• [Dataset extract]:
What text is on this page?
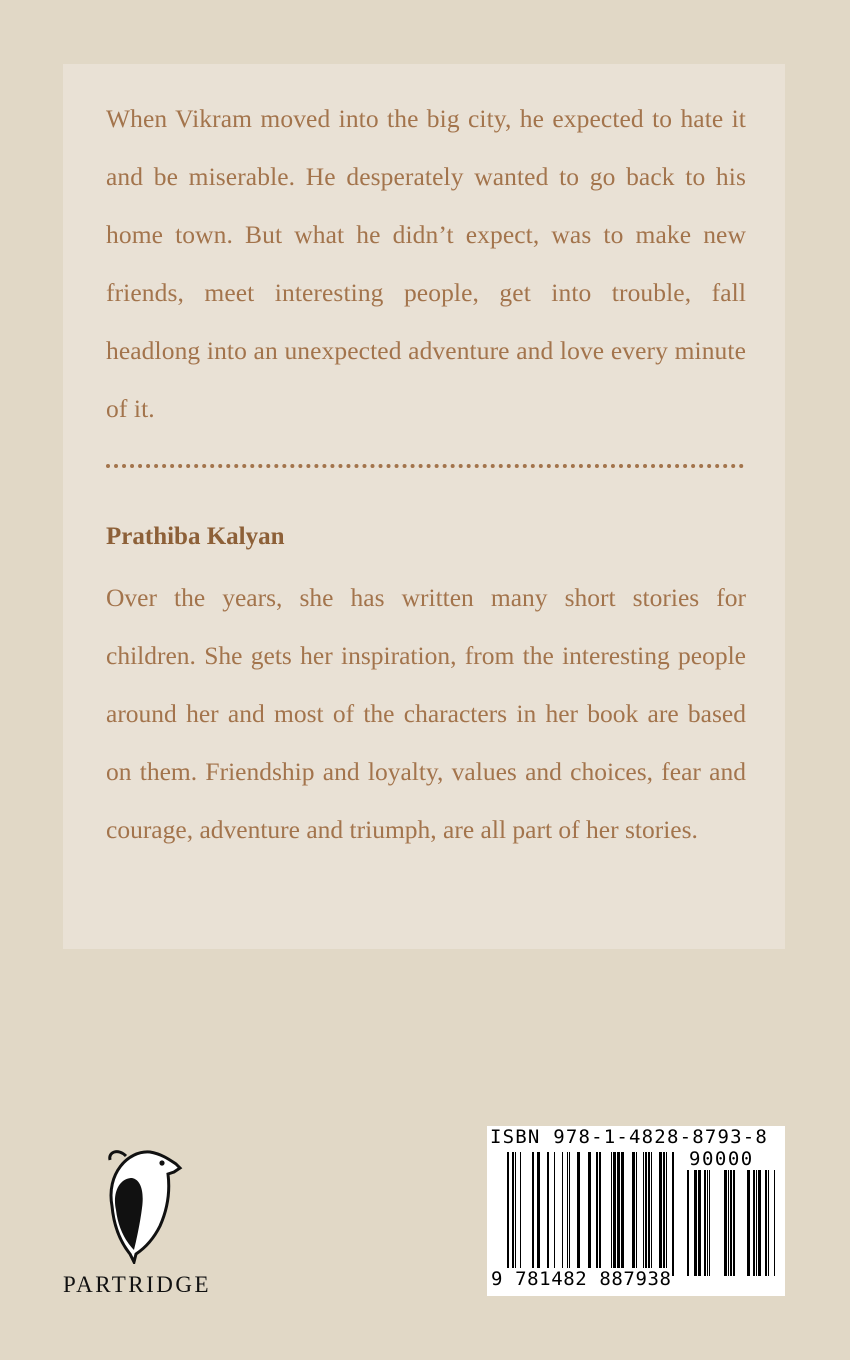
When Vikram moved into the big city, he expected to hate it and be miserable. He desperately wanted to go back to his home town. But what he didn’t expect, was to make new friends, meet interesting people, get into trouble, fall headlong into an unexpected adventure and love every minute of it.

Prathiba Kalyan

Over the years, she has written many short stories for children. She gets her inspiration, from the interesting people around her and most of the characters in her book are based on them. Friendship and loyalty, values and choices, fear and courage, adventure and triumph, are all part of her stories.

PARTRIDGE
ISBN 978-1-4828-8793-8
90000
9 781482 887938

• [Task to complete]:
Restate the data above exactly, stripping out each image.

• [Response to the task]:
What text is on this page?
When Vikram moved into the big city, he expected to hate it and be miserable. He desperately wanted to go back to his home town. But what he didn’t expect, was to make new friends, meet interesting people, get into trouble, fall headlong into an unexpected adventure and love every minute of it.

Prathiba Kalyan

Over the years, she has written many short stories for children. She gets her inspiration, from the interesting people around her and most of the characters in her book are based on them. Friendship and loyalty, values and choices, fear and courage, adventure and triumph, are all part of her stories.

PARTRIDGE
ISBN 978-1-4828-8793-8
90000
9 781482 887938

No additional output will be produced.